- _WHAT IS ASKED_
Transcribe the data below verbatim, starting at the first line and ending at the line that contains "series-lines (94, 119, 924, 391)", with both of those lines included.

Data records
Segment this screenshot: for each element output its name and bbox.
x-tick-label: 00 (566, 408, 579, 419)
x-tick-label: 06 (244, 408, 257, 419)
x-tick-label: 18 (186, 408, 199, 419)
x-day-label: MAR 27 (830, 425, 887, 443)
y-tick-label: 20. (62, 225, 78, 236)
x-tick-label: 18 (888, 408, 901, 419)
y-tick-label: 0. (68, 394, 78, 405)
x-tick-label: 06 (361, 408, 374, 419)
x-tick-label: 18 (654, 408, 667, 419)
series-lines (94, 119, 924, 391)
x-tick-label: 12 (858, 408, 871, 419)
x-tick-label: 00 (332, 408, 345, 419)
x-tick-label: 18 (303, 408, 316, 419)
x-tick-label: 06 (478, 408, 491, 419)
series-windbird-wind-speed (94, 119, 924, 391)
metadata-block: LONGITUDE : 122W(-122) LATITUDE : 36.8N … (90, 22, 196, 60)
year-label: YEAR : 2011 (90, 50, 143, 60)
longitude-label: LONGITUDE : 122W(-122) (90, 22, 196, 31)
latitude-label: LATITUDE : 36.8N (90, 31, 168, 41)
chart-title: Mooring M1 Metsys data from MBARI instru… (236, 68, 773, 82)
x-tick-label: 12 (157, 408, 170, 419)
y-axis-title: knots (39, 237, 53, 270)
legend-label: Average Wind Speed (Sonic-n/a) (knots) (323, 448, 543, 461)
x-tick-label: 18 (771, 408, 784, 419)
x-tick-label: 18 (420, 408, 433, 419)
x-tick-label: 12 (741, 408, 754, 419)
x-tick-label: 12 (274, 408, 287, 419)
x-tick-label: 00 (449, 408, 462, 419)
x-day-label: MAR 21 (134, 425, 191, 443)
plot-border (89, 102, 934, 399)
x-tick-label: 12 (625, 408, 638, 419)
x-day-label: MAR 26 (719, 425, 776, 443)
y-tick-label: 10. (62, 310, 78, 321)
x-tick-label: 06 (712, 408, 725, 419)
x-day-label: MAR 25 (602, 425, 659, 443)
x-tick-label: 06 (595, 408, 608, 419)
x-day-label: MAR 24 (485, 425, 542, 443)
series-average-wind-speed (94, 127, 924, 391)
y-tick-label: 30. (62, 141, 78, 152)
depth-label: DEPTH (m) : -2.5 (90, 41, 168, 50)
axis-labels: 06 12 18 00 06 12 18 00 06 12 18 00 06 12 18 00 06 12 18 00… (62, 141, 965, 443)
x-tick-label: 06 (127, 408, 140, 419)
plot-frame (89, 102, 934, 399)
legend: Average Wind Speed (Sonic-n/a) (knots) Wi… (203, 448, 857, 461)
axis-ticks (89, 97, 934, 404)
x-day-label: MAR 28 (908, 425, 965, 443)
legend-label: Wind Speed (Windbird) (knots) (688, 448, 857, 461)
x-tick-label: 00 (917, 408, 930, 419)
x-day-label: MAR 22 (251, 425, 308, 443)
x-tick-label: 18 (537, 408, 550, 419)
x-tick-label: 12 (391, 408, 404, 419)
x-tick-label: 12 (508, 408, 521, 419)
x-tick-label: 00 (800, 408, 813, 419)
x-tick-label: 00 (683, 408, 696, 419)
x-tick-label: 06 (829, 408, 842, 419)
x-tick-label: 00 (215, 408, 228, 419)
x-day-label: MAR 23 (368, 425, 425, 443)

- _EXERCISE RESPONSE_
Segment this screenshot: for each element output its name and bbox.
x-tick-label: 00 (566, 408, 579, 419)
x-tick-label: 06 (244, 408, 257, 419)
x-tick-label: 18 (186, 408, 199, 419)
x-day-label: MAR 27 (830, 425, 887, 443)
y-tick-label: 20. (62, 225, 78, 236)
x-tick-label: 18 (888, 408, 901, 419)
y-tick-label: 0. (68, 394, 78, 405)
x-tick-label: 06 (361, 408, 374, 419)
x-tick-label: 18 (654, 408, 667, 419)
series-lines (94, 119, 924, 391)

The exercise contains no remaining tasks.